◆ EXERCISE OBJECTIVE:
Exactly as written, retype the listing below, omitting the pictures.

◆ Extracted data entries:
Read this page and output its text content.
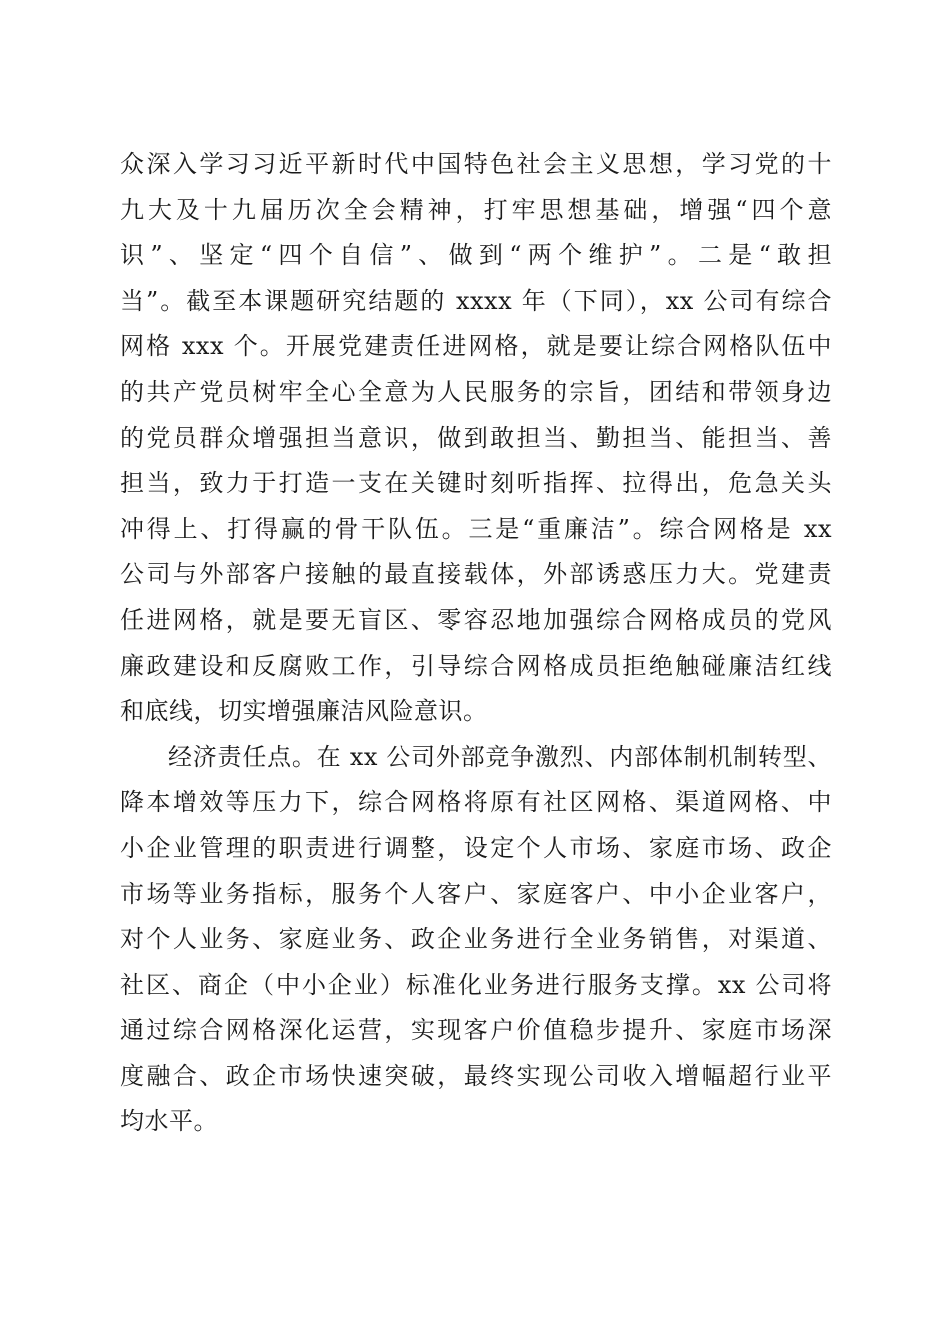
众深入学习习近平新时代中国特色社会主义思想，学习党的十
九大及十九届历次全会精神，打牢思想基础，增强“四个意
识”、坚定“四个自信”、做到“两个维护”。二是“敢担
当”。截至本课题研究结题的 xxxx 年（下同），xx 公司有综合
网格 xxx 个。开展党建责任进网格，就是要让综合网格队伍中
的共产党员树牢全心全意为人民服务的宗旨，团结和带领身边
的党员群众增强担当意识，做到敢担当、勤担当、能担当、善
担当，致力于打造一支在关键时刻听指挥、拉得出，危急关头
冲得上、打得赢的骨干队伍。三是“重廉洁”。综合网格是 xx
公司与外部客户接触的最直接载体，外部诱惑压力大。党建责
任进网格，就是要无盲区、零容忍地加强综合网格成员的党风
廉政建设和反腐败工作，引导综合网格成员拒绝触碰廉洁红线
和底线，切实增强廉洁风险意识。
经济责任点。在 xx 公司外部竞争激烈、内部体制机制转型、
降本增效等压力下，综合网格将原有社区网格、渠道网格、中
小企业管理的职责进行调整，设定个人市场、家庭市场、政企
市场等业务指标，服务个人客户、家庭客户、中小企业客户，
对个人业务、家庭业务、政企业务进行全业务销售，对渠道、
社区、商企（中小企业）标准化业务进行服务支撑。xx 公司将
通过综合网格深化运营，实现客户价值稳步提升、家庭市场深
度融合、政企市场快速突破，最终实现公司收入增幅超行业平
均水平。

◆ FINAL RESULT:
Read this page and output its text content.
众深入学习习近平新时代中国特色社会主义思想，学习党的十
九大及十九届历次全会精神，打牢思想基础，增强“四个意
识”、坚定“四个自信”、做到“两个维护”。二是“敢担
当”。截至本课题研究结题的 xxxx 年（下同），xx 公司有综合
网格 xxx 个。开展党建责任进网格，就是要让综合网格队伍中
的共产党员树牢全心全意为人民服务的宗旨，团结和带领身边
的党员群众增强担当意识，做到敢担当、勤担当、能担当、善
担当，致力于打造一支在关键时刻听指挥、拉得出，危急关头
冲得上、打得赢的骨干队伍。三是“重廉洁”。综合网格是 xx
公司与外部客户接触的最直接载体，外部诱惑压力大。党建责
任进网格，就是要无盲区、零容忍地加强综合网格成员的党风
廉政建设和反腐败工作，引导综合网格成员拒绝触碰廉洁红线
和底线，切实增强廉洁风险意识。
经济责任点。在 xx 公司外部竞争激烈、内部体制机制转型、
降本增效等压力下，综合网格将原有社区网格、渠道网格、中
小企业管理的职责进行调整，设定个人市场、家庭市场、政企
市场等业务指标，服务个人客户、家庭客户、中小企业客户，
对个人业务、家庭业务、政企业务进行全业务销售，对渠道、
社区、商企（中小企业）标准化业务进行服务支撑。xx 公司将
通过综合网格深化运营，实现客户价值稳步提升、家庭市场深
度融合、政企市场快速突破，最终实现公司收入增幅超行业平
均水平。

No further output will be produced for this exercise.